Given instruction:
Show every line where "have" occurs.

Records provided:
— START —

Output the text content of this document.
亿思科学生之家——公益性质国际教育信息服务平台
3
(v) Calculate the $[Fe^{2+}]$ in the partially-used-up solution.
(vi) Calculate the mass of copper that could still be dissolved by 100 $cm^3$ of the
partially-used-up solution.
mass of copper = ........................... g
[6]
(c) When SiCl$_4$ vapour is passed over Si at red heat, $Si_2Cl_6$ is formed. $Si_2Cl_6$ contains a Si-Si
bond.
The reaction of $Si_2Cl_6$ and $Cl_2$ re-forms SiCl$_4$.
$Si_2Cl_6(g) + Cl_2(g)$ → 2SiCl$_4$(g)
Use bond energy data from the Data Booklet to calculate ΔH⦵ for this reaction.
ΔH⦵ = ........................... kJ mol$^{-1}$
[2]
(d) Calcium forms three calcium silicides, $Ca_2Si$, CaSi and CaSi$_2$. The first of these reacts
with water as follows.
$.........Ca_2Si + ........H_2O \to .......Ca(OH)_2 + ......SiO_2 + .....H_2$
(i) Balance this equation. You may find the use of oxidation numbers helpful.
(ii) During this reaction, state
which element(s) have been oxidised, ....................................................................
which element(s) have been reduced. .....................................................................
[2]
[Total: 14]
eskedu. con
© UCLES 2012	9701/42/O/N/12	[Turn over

— END —

Solution to this problem:
which element(s) have been oxidised, ....................................................................
which element(s) have been reduced. .....................................................................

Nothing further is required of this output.